▸ Short task
In the records that follow, locate every line with "done" and extract it.

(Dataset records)
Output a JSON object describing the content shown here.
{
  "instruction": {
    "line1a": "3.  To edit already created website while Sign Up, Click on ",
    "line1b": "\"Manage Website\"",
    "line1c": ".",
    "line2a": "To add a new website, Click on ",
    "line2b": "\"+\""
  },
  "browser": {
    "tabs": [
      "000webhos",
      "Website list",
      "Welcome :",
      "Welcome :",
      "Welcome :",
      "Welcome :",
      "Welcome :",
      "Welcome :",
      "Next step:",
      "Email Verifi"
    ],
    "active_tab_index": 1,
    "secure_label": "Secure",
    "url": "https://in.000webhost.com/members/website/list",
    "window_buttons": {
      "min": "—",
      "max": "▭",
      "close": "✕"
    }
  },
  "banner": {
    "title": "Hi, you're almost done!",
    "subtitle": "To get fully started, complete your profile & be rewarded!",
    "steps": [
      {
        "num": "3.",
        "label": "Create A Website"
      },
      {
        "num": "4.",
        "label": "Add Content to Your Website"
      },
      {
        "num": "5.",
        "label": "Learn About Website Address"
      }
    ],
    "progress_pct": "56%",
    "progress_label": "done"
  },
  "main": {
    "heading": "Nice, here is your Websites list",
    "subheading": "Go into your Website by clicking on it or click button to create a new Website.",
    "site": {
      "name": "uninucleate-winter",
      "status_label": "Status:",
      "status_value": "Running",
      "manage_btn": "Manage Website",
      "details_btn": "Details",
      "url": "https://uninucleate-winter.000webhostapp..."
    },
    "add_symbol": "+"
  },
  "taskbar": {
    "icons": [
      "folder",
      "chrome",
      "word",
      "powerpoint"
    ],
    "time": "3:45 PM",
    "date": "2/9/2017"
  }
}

▸ Complete response
    "title": "Hi, you're almost done!",
    "progress_label": "done"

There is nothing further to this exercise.